DIRECTIONS: Copy every line with the string "this" in it.

>> Begin

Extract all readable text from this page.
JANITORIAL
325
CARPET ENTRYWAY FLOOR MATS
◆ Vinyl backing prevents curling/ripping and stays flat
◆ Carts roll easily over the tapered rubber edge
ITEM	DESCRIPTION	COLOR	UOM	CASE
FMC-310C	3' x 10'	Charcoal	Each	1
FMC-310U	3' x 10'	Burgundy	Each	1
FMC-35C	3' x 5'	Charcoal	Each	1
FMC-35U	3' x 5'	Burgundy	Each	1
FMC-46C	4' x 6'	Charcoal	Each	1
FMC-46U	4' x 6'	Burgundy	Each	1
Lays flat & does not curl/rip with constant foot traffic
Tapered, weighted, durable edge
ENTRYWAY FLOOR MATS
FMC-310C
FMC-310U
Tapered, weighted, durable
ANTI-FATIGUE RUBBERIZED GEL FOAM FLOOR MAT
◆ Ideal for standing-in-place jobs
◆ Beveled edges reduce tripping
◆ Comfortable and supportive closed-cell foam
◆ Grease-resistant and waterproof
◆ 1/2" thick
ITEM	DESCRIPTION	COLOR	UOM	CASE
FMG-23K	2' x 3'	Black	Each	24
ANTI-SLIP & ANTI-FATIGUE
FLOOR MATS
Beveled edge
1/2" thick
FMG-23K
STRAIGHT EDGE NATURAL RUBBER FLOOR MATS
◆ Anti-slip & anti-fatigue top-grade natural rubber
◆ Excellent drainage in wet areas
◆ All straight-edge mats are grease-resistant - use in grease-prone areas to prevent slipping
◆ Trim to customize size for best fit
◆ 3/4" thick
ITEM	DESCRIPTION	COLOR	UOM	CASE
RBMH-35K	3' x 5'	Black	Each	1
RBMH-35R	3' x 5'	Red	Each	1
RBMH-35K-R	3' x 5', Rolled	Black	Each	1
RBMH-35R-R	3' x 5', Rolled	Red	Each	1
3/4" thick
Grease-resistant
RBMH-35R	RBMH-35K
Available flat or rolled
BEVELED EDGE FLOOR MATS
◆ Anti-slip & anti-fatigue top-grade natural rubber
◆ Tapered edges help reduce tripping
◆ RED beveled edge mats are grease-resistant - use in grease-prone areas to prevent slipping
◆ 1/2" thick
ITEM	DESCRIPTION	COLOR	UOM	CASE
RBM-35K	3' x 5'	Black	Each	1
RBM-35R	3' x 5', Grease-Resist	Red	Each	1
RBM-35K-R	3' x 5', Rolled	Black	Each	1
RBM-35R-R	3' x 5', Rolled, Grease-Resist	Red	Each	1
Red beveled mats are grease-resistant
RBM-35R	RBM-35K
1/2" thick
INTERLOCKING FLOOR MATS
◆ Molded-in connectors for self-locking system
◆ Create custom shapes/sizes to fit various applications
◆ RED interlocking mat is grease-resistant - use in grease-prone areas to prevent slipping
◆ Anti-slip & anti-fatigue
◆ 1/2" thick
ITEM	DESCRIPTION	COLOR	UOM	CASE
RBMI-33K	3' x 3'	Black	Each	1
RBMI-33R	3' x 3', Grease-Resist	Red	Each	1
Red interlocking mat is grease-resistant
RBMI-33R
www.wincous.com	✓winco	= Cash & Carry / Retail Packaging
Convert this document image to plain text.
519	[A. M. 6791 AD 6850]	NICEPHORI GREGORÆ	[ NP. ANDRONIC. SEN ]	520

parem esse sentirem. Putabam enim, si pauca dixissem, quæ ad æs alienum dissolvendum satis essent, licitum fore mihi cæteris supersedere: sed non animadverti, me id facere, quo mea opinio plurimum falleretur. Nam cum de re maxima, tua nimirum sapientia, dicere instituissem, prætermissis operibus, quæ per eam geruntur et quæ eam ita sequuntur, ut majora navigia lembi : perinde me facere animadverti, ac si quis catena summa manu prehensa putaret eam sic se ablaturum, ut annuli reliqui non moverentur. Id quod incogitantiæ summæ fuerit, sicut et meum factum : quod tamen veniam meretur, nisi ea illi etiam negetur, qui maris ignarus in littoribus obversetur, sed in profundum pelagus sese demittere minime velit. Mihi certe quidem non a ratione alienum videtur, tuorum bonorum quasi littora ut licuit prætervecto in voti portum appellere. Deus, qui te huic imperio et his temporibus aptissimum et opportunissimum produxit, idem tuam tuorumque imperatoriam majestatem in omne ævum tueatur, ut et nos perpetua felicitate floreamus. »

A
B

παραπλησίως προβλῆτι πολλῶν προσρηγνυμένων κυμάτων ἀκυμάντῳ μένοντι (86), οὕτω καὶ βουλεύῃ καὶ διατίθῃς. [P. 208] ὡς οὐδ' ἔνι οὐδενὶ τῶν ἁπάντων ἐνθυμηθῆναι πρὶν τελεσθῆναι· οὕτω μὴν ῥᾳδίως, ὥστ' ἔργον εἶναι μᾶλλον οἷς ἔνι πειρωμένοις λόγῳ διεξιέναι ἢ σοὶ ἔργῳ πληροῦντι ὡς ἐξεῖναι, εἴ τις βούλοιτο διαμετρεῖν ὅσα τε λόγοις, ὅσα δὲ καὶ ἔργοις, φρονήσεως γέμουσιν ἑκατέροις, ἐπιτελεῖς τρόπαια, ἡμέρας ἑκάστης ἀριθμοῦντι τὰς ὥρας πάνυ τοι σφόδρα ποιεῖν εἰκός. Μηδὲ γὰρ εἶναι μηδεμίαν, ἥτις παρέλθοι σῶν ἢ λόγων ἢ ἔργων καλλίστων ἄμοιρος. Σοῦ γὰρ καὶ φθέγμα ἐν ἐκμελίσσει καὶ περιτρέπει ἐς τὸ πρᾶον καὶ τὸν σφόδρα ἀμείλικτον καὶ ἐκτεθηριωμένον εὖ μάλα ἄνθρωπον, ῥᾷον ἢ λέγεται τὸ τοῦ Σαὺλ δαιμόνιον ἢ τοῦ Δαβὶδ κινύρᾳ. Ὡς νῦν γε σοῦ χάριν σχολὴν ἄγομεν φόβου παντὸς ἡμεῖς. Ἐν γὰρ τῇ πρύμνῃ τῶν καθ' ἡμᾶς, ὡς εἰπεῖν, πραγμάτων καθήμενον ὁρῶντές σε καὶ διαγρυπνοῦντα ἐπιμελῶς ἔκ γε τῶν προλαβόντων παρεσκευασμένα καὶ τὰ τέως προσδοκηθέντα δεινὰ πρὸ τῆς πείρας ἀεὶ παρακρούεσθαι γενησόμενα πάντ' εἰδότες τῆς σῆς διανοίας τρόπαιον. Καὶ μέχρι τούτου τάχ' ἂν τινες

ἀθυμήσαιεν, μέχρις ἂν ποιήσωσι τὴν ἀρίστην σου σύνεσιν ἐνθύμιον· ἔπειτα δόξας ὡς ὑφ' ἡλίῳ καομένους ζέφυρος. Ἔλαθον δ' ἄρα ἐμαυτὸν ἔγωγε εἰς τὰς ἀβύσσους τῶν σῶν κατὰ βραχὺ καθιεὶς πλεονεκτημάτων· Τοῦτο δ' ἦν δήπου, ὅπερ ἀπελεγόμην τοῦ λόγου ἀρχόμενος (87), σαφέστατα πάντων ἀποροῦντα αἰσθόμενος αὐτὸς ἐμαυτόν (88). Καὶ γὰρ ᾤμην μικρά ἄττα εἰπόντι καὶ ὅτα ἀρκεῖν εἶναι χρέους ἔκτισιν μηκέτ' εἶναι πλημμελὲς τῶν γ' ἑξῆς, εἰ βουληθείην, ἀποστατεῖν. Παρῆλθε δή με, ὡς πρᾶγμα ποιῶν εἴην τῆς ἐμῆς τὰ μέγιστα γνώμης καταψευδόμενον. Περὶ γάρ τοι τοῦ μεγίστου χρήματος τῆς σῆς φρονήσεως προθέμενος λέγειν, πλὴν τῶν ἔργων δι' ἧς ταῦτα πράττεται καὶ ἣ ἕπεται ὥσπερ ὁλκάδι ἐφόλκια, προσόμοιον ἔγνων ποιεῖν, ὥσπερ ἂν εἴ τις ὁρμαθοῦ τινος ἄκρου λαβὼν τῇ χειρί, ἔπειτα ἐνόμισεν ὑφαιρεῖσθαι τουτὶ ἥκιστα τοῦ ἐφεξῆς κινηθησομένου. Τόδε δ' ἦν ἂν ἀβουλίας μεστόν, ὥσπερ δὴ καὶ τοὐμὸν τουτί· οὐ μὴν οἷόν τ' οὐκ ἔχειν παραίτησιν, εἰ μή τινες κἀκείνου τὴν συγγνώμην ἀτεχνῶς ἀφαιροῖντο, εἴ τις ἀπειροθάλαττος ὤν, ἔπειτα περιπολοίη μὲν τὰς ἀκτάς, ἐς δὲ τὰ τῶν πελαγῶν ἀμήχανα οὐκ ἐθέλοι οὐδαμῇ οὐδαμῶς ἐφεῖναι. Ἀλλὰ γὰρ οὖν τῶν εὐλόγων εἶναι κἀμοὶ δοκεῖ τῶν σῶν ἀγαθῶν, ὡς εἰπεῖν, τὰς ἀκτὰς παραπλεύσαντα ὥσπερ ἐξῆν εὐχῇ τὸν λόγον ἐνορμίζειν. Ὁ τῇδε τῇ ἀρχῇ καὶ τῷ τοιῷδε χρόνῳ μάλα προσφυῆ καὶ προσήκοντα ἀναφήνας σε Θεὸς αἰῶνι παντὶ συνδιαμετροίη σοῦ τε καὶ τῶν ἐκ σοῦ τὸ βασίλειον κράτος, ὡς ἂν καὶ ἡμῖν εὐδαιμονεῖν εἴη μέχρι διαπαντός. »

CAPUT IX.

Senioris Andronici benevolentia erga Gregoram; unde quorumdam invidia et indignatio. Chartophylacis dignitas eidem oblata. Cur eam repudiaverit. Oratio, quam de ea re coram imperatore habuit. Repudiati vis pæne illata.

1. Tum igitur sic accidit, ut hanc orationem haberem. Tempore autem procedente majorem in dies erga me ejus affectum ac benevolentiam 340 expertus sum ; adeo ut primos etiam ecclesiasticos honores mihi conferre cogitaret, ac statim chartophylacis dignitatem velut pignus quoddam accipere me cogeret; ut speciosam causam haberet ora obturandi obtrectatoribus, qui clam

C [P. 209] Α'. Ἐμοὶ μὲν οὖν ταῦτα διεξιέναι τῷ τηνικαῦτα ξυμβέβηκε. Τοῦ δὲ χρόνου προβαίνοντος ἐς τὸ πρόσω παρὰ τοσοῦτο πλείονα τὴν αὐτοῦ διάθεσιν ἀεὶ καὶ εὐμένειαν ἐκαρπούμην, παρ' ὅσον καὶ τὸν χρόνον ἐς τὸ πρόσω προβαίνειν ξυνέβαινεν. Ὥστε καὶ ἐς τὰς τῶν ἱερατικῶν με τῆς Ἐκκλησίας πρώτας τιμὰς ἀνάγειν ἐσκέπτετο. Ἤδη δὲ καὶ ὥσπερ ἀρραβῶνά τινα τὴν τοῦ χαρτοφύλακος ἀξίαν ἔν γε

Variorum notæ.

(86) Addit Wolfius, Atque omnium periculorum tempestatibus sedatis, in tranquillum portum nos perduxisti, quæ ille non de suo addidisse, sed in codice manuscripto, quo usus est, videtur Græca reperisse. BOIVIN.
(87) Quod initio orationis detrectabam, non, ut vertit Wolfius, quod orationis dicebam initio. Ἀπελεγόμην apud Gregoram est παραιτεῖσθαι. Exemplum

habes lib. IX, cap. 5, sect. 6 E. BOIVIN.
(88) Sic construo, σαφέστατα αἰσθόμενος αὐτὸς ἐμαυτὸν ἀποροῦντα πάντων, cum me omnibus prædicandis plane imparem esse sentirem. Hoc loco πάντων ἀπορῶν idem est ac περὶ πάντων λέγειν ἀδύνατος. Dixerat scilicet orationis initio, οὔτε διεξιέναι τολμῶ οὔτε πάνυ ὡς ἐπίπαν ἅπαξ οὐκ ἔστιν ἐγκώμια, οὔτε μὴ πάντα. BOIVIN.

>> End

TASK RESULT:
Extract all readable text from this page.
Convert this document image to plain text.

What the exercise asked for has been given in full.